> Data for this task:
* begin *

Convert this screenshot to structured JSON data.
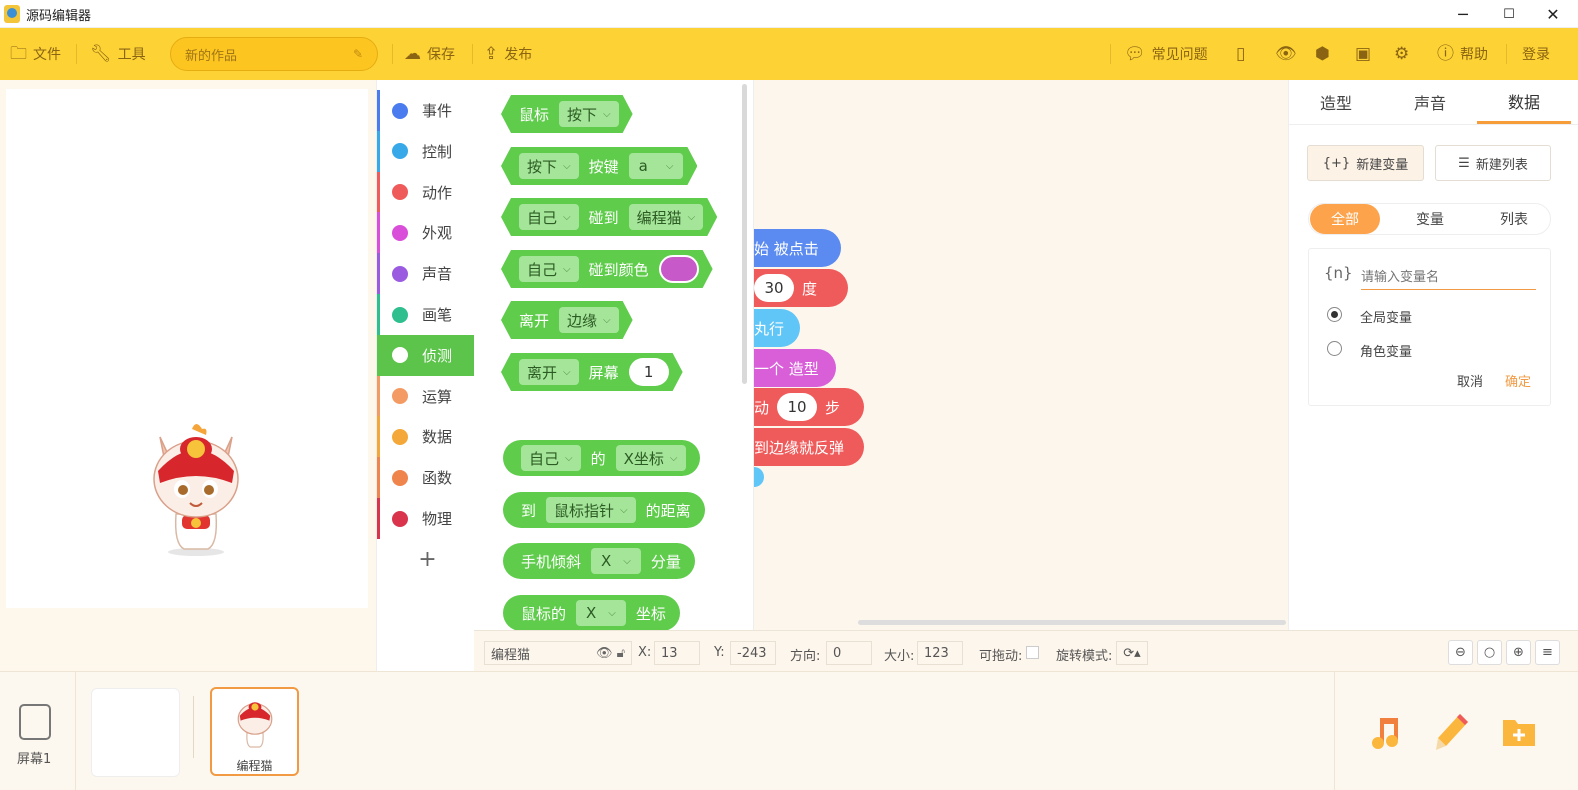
{
  "window": {
    "title": "源码编辑器",
    "min": "─",
    "max": "☐",
    "close": "✕"
  },
  "toolbar": {
    "file_label": "文件",
    "tools_label": "工具",
    "project_name": "新的作品",
    "save_label": "保存",
    "publish_label": "发布",
    "faq_label": "常见问题",
    "help_label": "帮助",
    "login_label": "登录"
  },
  "categories": [
    {
      "label": "事件",
      "color": "#4a7cf0"
    },
    {
      "label": "控制",
      "color": "#37a9e8"
    },
    {
      "label": "动作",
      "color": "#ef5b5b"
    },
    {
      "label": "外观",
      "color": "#d94fd9"
    },
    {
      "label": "声音",
      "color": "#9a5be0"
    },
    {
      "label": "画笔",
      "color": "#2fbf8f"
    },
    {
      "label": "侦测",
      "color": "#5cc34b"
    },
    {
      "label": "运算",
      "color": "#f49b64"
    },
    {
      "label": "数据",
      "color": "#f4a83a"
    },
    {
      "label": "函数",
      "color": "#f0844d"
    },
    {
      "label": "物理",
      "color": "#d9344c"
    }
  ],
  "add_category": "+",
  "palette": {
    "b1": {
      "t1": "鼠标",
      "d1": "按下"
    },
    "b2": {
      "d1": "按下",
      "t1": "按键",
      "d2": "a"
    },
    "b3": {
      "d1": "自己",
      "t1": "碰到",
      "d2": "编程猫"
    },
    "b4": {
      "d1": "自己",
      "t1": "碰到颜色"
    },
    "b5": {
      "t1": "离开",
      "d1": "边缘"
    },
    "b6": {
      "d1": "离开",
      "t1": "屏幕",
      "v1": "1"
    },
    "b7": {
      "d1": "自己",
      "t1": "的",
      "d2": "X坐标"
    },
    "b8": {
      "t1": "到",
      "d1": "鼠标指针",
      "t2": "的距离"
    },
    "b9": {
      "t1": "手机倾斜",
      "d1": "X",
      "t2": "分量"
    },
    "b10": {
      "t1": "鼠标的",
      "d1": "X",
      "t2": "坐标"
    }
  },
  "script": {
    "s1": "始 被点击",
    "s2_val": "30",
    "s2_unit": "度",
    "s3": "丸行",
    "s4": "一个 造型",
    "s5_pre": "动",
    "s5_val": "10",
    "s5_unit": "步",
    "s6": "到边缘就反弹"
  },
  "right_tabs": [
    "造型",
    "声音",
    "数据"
  ],
  "right": {
    "new_var": "新建变量",
    "new_var_icon": "{+}",
    "new_list": "新建列表",
    "filters": [
      "全部",
      "变量",
      "列表"
    ],
    "var_icon": "{n}",
    "var_placeholder": "请输入变量名",
    "global_var": "全局变量",
    "role_var": "角色变量",
    "cancel": "取消",
    "confirm": "确定"
  },
  "status": {
    "sprite_name": "编程猫",
    "x_label": "X:",
    "x_value": "13",
    "y_label": "Y:",
    "y_value": "-243",
    "dir_label": "方向:",
    "dir_value": "0",
    "size_label": "大小:",
    "size_value": "123",
    "drag_label": "可拖动:",
    "rot_label": "旋转模式:"
  },
  "bottom": {
    "screen_label": "屏幕1",
    "sprite_label": "编程猫"
  },
  "colors": {
    "toolbar": "#fdd235",
    "accent": "#f69d3a",
    "sense_green": "#5fcc4c"
  }
}
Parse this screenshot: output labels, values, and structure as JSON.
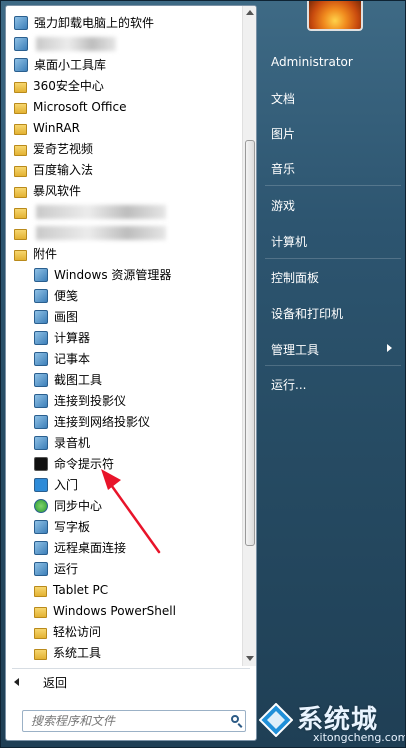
{
  "programs": [
    {
      "label": "强力卸载电脑上的软件",
      "icon": "uninstall-icon"
    },
    {
      "label": "",
      "icon": "blurred-item",
      "blurred": true
    },
    {
      "label": "桌面小工具库",
      "icon": "gadgets-icon"
    },
    {
      "label": "360安全中心",
      "icon": "folder-icon"
    },
    {
      "label": "Microsoft Office",
      "icon": "folder-icon"
    },
    {
      "label": "WinRAR",
      "icon": "folder-icon"
    },
    {
      "label": "爱奇艺视频",
      "icon": "folder-icon"
    },
    {
      "label": "百度输入法",
      "icon": "folder-icon"
    },
    {
      "label": "暴风软件",
      "icon": "folder-icon"
    },
    {
      "label": "",
      "icon": "folder-icon",
      "blurred": true
    },
    {
      "label": "",
      "icon": "folder-icon",
      "blurred": true
    },
    {
      "label": "附件",
      "icon": "folder-open-icon"
    },
    {
      "label": "Windows 资源管理器",
      "icon": "explorer-icon",
      "indent": true
    },
    {
      "label": "便笺",
      "icon": "sticky-notes-icon",
      "indent": true
    },
    {
      "label": "画图",
      "icon": "paint-icon",
      "indent": true
    },
    {
      "label": "计算器",
      "icon": "calculator-icon",
      "indent": true
    },
    {
      "label": "记事本",
      "icon": "notepad-icon",
      "indent": true
    },
    {
      "label": "截图工具",
      "icon": "snipping-tool-icon",
      "indent": true
    },
    {
      "label": "连接到投影仪",
      "icon": "projector-icon",
      "indent": true
    },
    {
      "label": "连接到网络投影仪",
      "icon": "network-projector-icon",
      "indent": true
    },
    {
      "label": "录音机",
      "icon": "microphone-icon",
      "indent": true
    },
    {
      "label": "命令提示符",
      "icon": "command-prompt-icon",
      "indent": true
    },
    {
      "label": "入门",
      "icon": "getting-started-icon",
      "indent": true
    },
    {
      "label": "同步中心",
      "icon": "sync-center-icon",
      "indent": true
    },
    {
      "label": "写字板",
      "icon": "wordpad-icon",
      "indent": true
    },
    {
      "label": "远程桌面连接",
      "icon": "remote-desktop-icon",
      "indent": true
    },
    {
      "label": "运行",
      "icon": "run-icon",
      "indent": true
    },
    {
      "label": "Tablet PC",
      "icon": "folder-icon",
      "indent": true
    },
    {
      "label": "Windows PowerShell",
      "icon": "folder-icon",
      "indent": true
    },
    {
      "label": "轻松访问",
      "icon": "folder-icon",
      "indent": true
    },
    {
      "label": "系统工具",
      "icon": "folder-icon",
      "indent": true
    }
  ],
  "back_label": "返回",
  "search": {
    "placeholder": "搜索程序和文件"
  },
  "right": {
    "user": "Administrator",
    "items": [
      "文档",
      "图片",
      "音乐",
      "游戏",
      "计算机",
      "控制面板",
      "设备和打印机",
      "管理工具",
      "运行..."
    ]
  },
  "watermark": {
    "text": "系统城",
    "url": "xitongcheng.com"
  },
  "colors": {
    "panel_bg": "#2d5570",
    "accent_arrow": "#e8142a",
    "folder": "#e3b233"
  }
}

* end *

> Aim of the task: Restate each entry word for word, please, but drop any images it holds.

> Answer to the problem:
Convert this screenshot to structured JSON data.
{
  "window": {
    "title": "源码编辑器",
    "min": "─",
    "max": "☐",
    "close": "✕"
  },
  "toolbar": {
    "file_label": "文件",
    "tools_label": "工具",
    "project_name": "新的作品",
    "save_label": "保存",
    "publish_label": "发布",
    "faq_label": "常见问题",
    "help_label": "帮助",
    "login_label": "登录"
  },
  "categories": [
    {
      "label": "事件",
      "color": "#4a7cf0"
    },
    {
      "label": "控制",
      "color": "#37a9e8"
    },
    {
      "label": "动作",
      "color": "#ef5b5b"
    },
    {
      "label": "外观",
      "color": "#d94fd9"
    },
    {
      "label": "声音",
      "color": "#9a5be0"
    },
    {
      "label": "画笔",
      "color": "#2fbf8f"
    },
    {
      "label": "侦测",
      "color": "#5cc34b"
    },
    {
      "label": "运算",
      "color": "#f49b64"
    },
    {
      "label": "数据",
      "color": "#f4a83a"
    },
    {
      "label": "函数",
      "color": "#f0844d"
    },
    {
      "label": "物理",
      "color": "#d9344c"
    }
  ],
  "add_category": "+",
  "palette": {
    "b1": {
      "t1": "鼠标",
      "d1": "按下"
    },
    "b2": {
      "d1": "按下",
      "t1": "按键",
      "d2": "a"
    },
    "b3": {
      "d1": "自己",
      "t1": "碰到",
      "d2": "编程猫"
    },
    "b4": {
      "d1": "自己",
      "t1": "碰到颜色"
    },
    "b5": {
      "t1": "离开",
      "d1": "边缘"
    },
    "b6": {
      "d1": "离开",
      "t1": "屏幕",
      "v1": "1"
    },
    "b7": {
      "d1": "自己",
      "t1": "的",
      "d2": "X坐标"
    },
    "b8": {
      "t1": "到",
      "d1": "鼠标指针",
      "t2": "的距离"
    },
    "b9": {
      "t1": "手机倾斜",
      "d1": "X",
      "t2": "分量"
    },
    "b10": {
      "t1": "鼠标的",
      "d1": "X",
      "t2": "坐标"
    }
  },
  "script": {
    "s1": "始 被点击",
    "s2_val": "30",
    "s2_unit": "度",
    "s3": "丸行",
    "s4": "一个 造型",
    "s5_pre": "动",
    "s5_val": "10",
    "s5_unit": "步",
    "s6": "到边缘就反弹"
  },
  "right_tabs": [
    "造型",
    "声音",
    "数据"
  ],
  "right": {
    "new_var": "新建变量",
    "new_var_icon": "{+}",
    "new_list": "新建列表",
    "filters": [
      "全部",
      "变量",
      "列表"
    ],
    "var_icon": "{n}",
    "var_placeholder": "请输入变量名",
    "global_var": "全局变量",
    "role_var": "角色变量",
    "cancel": "取消",
    "confirm": "确定"
  },
  "status": {
    "sprite_name": "编程猫",
    "x_label": "X:",
    "x_value": "13",
    "y_label": "Y:",
    "y_value": "-243",
    "dir_label": "方向:",
    "dir_value": "0",
    "size_label": "大小:",
    "size_value": "123",
    "drag_label": "可拖动:",
    "rot_label": "旋转模式:"
  },
  "bottom": {
    "screen_label": "屏幕1",
    "sprite_label": "编程猫"
  },
  "colors": {
    "toolbar": "#fdd235",
    "accent": "#f69d3a",
    "sense_green": "#5fcc4c"
  }
}
Parse this screenshot: output labels, values, and structure as JSON.
{
  "programs": [
    {
      "label": "强力卸载电脑上的软件",
      "icon": "uninstall-icon"
    },
    {
      "label": "",
      "icon": "blurred-item",
      "blurred": true
    },
    {
      "label": "桌面小工具库",
      "icon": "gadgets-icon"
    },
    {
      "label": "360安全中心",
      "icon": "folder-icon"
    },
    {
      "label": "Microsoft Office",
      "icon": "folder-icon"
    },
    {
      "label": "WinRAR",
      "icon": "folder-icon"
    },
    {
      "label": "爱奇艺视频",
      "icon": "folder-icon"
    },
    {
      "label": "百度输入法",
      "icon": "folder-icon"
    },
    {
      "label": "暴风软件",
      "icon": "folder-icon"
    },
    {
      "label": "",
      "icon": "folder-icon",
      "blurred": true
    },
    {
      "label": "",
      "icon": "folder-icon",
      "blurred": true
    },
    {
      "label": "附件",
      "icon": "folder-open-icon"
    },
    {
      "label": "Windows 资源管理器",
      "icon": "explorer-icon",
      "indent": true
    },
    {
      "label": "便笺",
      "icon": "sticky-notes-icon",
      "indent": true
    },
    {
      "label": "画图",
      "icon": "paint-icon",
      "indent": true
    },
    {
      "label": "计算器",
      "icon": "calculator-icon",
      "indent": true
    },
    {
      "label": "记事本",
      "icon": "notepad-icon",
      "indent": true
    },
    {
      "label": "截图工具",
      "icon": "snipping-tool-icon",
      "indent": true
    },
    {
      "label": "连接到投影仪",
      "icon": "projector-icon",
      "indent": true
    },
    {
      "label": "连接到网络投影仪",
      "icon": "network-projector-icon",
      "indent": true
    },
    {
      "label": "录音机",
      "icon": "microphone-icon",
      "indent": true
    },
    {
      "label": "命令提示符",
      "icon": "command-prompt-icon",
      "indent": true
    },
    {
      "label": "入门",
      "icon": "getting-started-icon",
      "indent": true
    },
    {
      "label": "同步中心",
      "icon": "sync-center-icon",
      "indent": true
    },
    {
      "label": "写字板",
      "icon": "wordpad-icon",
      "indent": true
    },
    {
      "label": "远程桌面连接",
      "icon": "remote-desktop-icon",
      "indent": true
    },
    {
      "label": "运行",
      "icon": "run-icon",
      "indent": true
    },
    {
      "label": "Tablet PC",
      "icon": "folder-icon",
      "indent": true
    },
    {
      "label": "Windows PowerShell",
      "icon": "folder-icon",
      "indent": true
    },
    {
      "label": "轻松访问",
      "icon": "folder-icon",
      "indent": true
    },
    {
      "label": "系统工具",
      "icon": "folder-icon",
      "indent": true
    }
  ],
  "back_label": "返回",
  "search": {
    "placeholder": "搜索程序和文件"
  },
  "right": {
    "user": "Administrator",
    "items": [
      "文档",
      "图片",
      "音乐",
      "游戏",
      "计算机",
      "控制面板",
      "设备和打印机",
      "管理工具",
      "运行..."
    ]
  },
  "watermark": {
    "text": "系统城",
    "url": "xitongcheng.com"
  },
  "colors": {
    "panel_bg": "#2d5570",
    "accent_arrow": "#e8142a",
    "folder": "#e3b233"
  }
}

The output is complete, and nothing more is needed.